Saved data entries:
****************************************
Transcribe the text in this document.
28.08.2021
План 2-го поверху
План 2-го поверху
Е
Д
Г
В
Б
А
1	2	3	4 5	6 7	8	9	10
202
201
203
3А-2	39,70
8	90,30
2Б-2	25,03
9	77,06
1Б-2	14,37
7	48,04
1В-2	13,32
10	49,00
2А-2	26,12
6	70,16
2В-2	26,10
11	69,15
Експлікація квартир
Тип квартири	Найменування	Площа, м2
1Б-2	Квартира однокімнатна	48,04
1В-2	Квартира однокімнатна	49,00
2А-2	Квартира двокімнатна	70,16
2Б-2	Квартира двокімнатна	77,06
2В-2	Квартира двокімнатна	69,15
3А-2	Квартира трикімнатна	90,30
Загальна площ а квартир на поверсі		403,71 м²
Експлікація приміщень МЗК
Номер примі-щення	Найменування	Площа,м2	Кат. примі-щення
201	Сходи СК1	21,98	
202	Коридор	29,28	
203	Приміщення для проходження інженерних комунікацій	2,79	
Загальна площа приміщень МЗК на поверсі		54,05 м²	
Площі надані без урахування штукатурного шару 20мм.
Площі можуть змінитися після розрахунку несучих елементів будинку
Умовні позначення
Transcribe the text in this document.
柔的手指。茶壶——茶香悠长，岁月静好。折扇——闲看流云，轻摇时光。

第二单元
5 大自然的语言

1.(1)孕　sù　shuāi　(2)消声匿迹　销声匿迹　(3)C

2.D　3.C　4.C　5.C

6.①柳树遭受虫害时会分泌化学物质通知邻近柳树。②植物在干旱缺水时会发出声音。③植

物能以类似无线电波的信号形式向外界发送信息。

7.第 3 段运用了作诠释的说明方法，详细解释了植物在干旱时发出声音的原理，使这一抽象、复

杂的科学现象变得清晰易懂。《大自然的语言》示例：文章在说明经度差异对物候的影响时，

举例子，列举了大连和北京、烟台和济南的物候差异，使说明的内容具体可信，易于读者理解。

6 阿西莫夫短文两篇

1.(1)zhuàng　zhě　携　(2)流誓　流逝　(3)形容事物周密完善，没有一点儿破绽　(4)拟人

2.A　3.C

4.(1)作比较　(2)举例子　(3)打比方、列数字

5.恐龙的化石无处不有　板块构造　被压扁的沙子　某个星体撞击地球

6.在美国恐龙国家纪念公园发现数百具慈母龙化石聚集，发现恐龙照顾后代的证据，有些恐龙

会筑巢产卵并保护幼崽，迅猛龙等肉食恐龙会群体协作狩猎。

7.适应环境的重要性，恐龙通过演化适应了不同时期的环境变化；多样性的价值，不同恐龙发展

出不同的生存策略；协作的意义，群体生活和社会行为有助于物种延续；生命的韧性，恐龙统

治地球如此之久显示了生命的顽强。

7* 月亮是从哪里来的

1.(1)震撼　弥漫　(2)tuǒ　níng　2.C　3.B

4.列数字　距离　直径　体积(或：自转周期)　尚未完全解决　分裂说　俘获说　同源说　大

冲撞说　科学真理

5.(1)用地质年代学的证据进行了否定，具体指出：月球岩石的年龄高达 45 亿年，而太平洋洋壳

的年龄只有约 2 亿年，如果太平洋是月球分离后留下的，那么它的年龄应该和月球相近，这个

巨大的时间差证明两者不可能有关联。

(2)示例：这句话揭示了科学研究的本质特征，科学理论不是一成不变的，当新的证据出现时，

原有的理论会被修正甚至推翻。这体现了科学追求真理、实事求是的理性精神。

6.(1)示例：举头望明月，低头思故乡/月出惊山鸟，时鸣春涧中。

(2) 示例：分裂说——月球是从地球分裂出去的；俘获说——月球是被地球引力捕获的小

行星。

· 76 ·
****************************************
Produce a verbatim transcription of the entries above.

▸ **Exercise result**:
Transcribe the text in this document.
28.08.2021
План 2-го поверху
План 2-го поверху
Е
Д
Г
В
Б
А
1	2	3	4 5	6 7	8	9	10
202
201
203
3А-2	39,70
8	90,30
2Б-2	25,03
9	77,06
1Б-2	14,37
7	48,04
1В-2	13,32
10	49,00
2А-2	26,12
6	70,16
2В-2	26,10
11	69,15
Експлікація квартир
Тип квартири	Найменування	Площа, м2
1Б-2	Квартира однокімнатна	48,04
1В-2	Квартира однокімнатна	49,00
2А-2	Квартира двокімнатна	70,16
2Б-2	Квартира двокімнатна	77,06
2В-2	Квартира двокімнатна	69,15
3А-2	Квартира трикімнатна	90,30
Загальна площ а квартир на поверсі		403,71 м²
Експлікація приміщень МЗК
Номер примі-щення	Найменування	Площа,м2	Кат. примі-щення
201	Сходи СК1	21,98	
202	Коридор	29,28	
203	Приміщення для проходження інженерних комунікацій	2,79	
Загальна площа приміщень МЗК на поверсі		54,05 м²	
Площі надані без урахування штукатурного шару 20мм.
Площі можуть змінитися після розрахунку несучих елементів будинку
Умовні позначення
Transcribe the text in this document.
柔的手指。茶壶——茶香悠长，岁月静好。折扇——闲看流云，轻摇时光。

第二单元
5 大自然的语言

1.(1)孕　sù　shuāi　(2)消声匿迹　销声匿迹　(3)C

2.D　3.C　4.C　5.C

6.①柳树遭受虫害时会分泌化学物质通知邻近柳树。②植物在干旱缺水时会发出声音。③植

物能以类似无线电波的信号形式向外界发送信息。

7.第 3 段运用了作诠释的说明方法，详细解释了植物在干旱时发出声音的原理，使这一抽象、复

杂的科学现象变得清晰易懂。《大自然的语言》示例：文章在说明经度差异对物候的影响时，

举例子，列举了大连和北京、烟台和济南的物候差异，使说明的内容具体可信，易于读者理解。

6 阿西莫夫短文两篇

1.(1)zhuàng　zhě　携　(2)流誓　流逝　(3)形容事物周密完善，没有一点儿破绽　(4)拟人

2.A　3.C

4.(1)作比较　(2)举例子　(3)打比方、列数字

5.恐龙的化石无处不有　板块构造　被压扁的沙子　某个星体撞击地球

6.在美国恐龙国家纪念公园发现数百具慈母龙化石聚集，发现恐龙照顾后代的证据，有些恐龙

会筑巢产卵并保护幼崽，迅猛龙等肉食恐龙会群体协作狩猎。

7.适应环境的重要性，恐龙通过演化适应了不同时期的环境变化；多样性的价值，不同恐龙发展

出不同的生存策略；协作的意义，群体生活和社会行为有助于物种延续；生命的韧性，恐龙统

治地球如此之久显示了生命的顽强。

7* 月亮是从哪里来的

1.(1)震撼　弥漫　(2)tuǒ　níng　2.C　3.B

4.列数字　距离　直径　体积(或：自转周期)　尚未完全解决　分裂说　俘获说　同源说　大

冲撞说　科学真理

5.(1)用地质年代学的证据进行了否定，具体指出：月球岩石的年龄高达 45 亿年，而太平洋洋壳

的年龄只有约 2 亿年，如果太平洋是月球分离后留下的，那么它的年龄应该和月球相近，这个

巨大的时间差证明两者不可能有关联。

(2)示例：这句话揭示了科学研究的本质特征，科学理论不是一成不变的，当新的证据出现时，

原有的理论会被修正甚至推翻。这体现了科学追求真理、实事求是的理性精神。

6.(1)示例：举头望明月，低头思故乡/月出惊山鸟，时鸣春涧中。

(2) 示例：分裂说——月球是从地球分裂出去的；俘获说——月球是被地球引力捕获的小

行星。

· 76 ·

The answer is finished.